▶ **Goal**: Your answer should be one number: how many lines of the records hold the string "page".

[Extracted data entries]
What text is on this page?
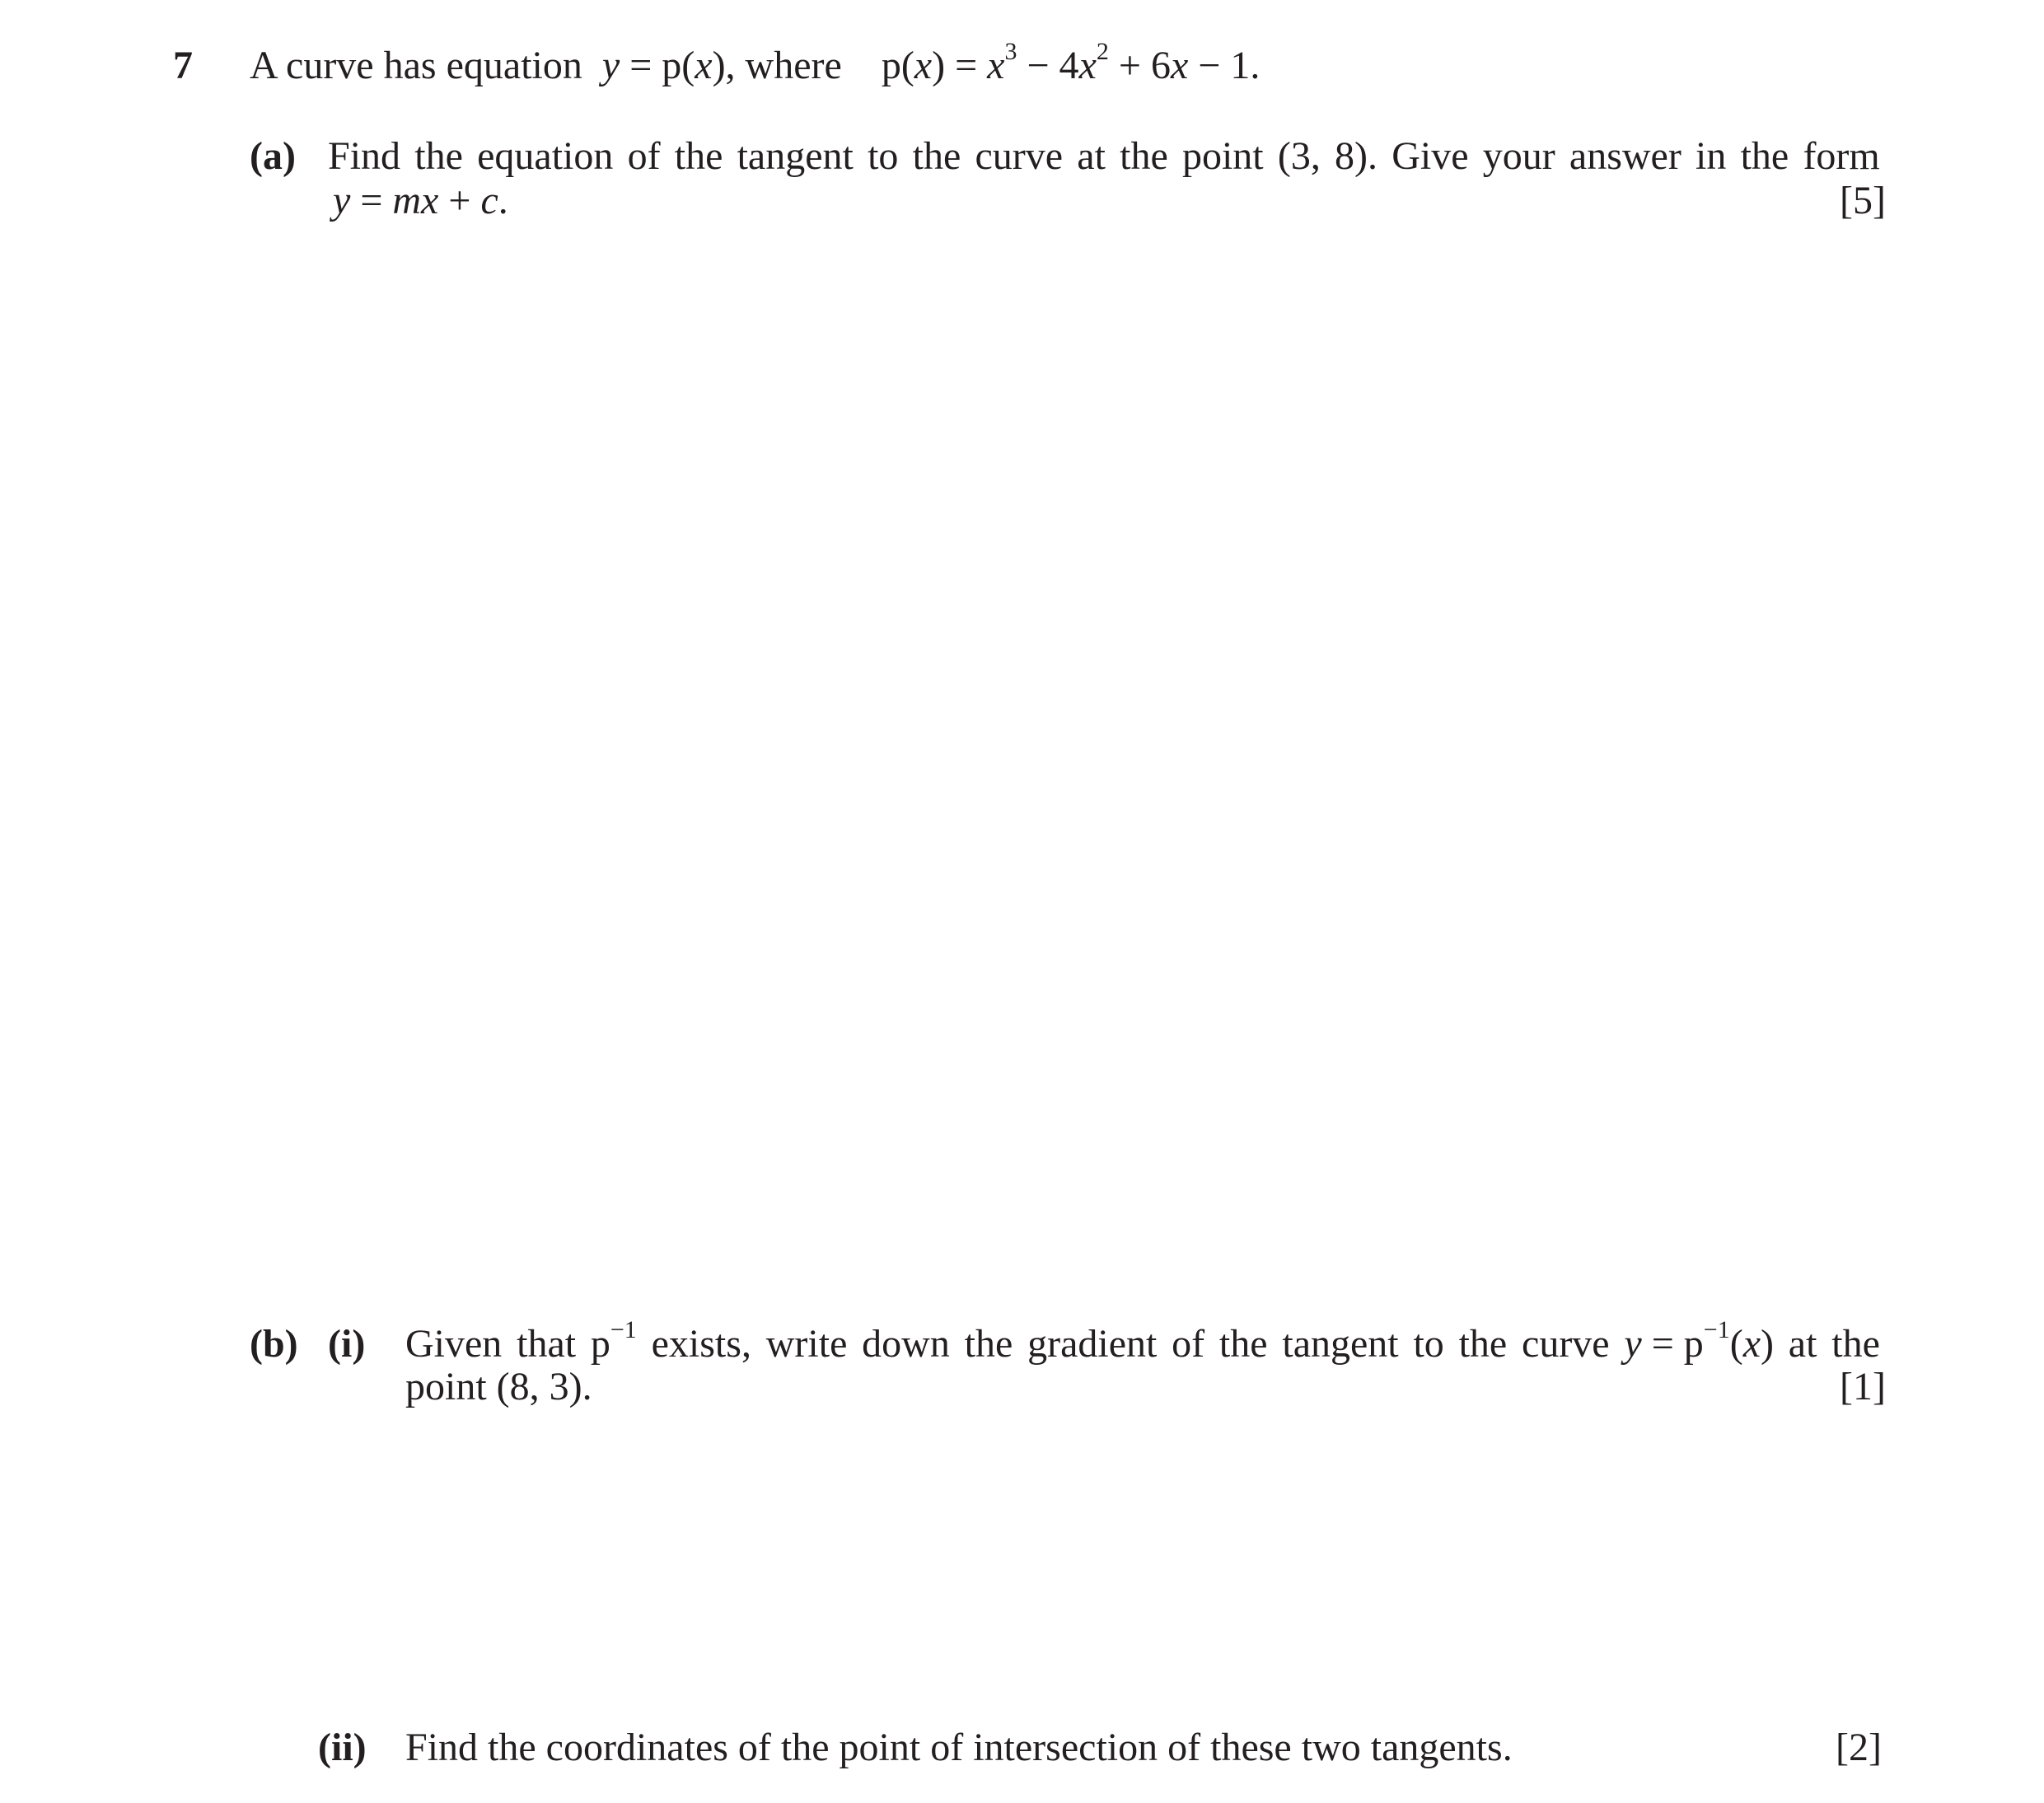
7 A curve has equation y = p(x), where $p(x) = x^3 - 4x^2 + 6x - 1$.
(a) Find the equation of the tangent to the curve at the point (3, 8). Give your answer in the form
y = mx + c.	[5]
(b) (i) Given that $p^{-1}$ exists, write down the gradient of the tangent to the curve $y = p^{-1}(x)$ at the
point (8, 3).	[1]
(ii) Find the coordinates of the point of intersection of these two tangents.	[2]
---
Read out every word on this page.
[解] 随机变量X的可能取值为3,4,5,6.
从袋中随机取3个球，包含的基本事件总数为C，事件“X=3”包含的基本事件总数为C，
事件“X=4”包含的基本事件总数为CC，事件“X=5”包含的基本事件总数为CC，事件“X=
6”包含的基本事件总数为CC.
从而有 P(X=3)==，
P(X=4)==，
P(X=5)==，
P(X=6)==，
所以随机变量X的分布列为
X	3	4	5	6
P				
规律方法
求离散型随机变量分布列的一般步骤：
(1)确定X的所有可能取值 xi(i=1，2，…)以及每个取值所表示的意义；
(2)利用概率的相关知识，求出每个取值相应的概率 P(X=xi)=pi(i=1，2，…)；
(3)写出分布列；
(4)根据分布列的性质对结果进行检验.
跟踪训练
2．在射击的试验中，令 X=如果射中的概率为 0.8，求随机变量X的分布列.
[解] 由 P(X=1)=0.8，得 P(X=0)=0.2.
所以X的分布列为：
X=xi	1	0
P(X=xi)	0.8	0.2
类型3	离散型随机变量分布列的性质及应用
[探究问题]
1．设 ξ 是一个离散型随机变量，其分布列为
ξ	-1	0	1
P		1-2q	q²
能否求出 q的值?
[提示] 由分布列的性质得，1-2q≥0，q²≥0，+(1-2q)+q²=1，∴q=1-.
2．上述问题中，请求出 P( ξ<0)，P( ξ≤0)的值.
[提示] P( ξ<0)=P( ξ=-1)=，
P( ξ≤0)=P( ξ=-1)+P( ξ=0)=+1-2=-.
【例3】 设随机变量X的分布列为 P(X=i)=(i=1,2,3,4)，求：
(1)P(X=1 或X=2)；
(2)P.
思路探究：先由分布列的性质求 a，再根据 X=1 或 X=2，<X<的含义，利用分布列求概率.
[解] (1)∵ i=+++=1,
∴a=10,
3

▶ **Exercise output**: 2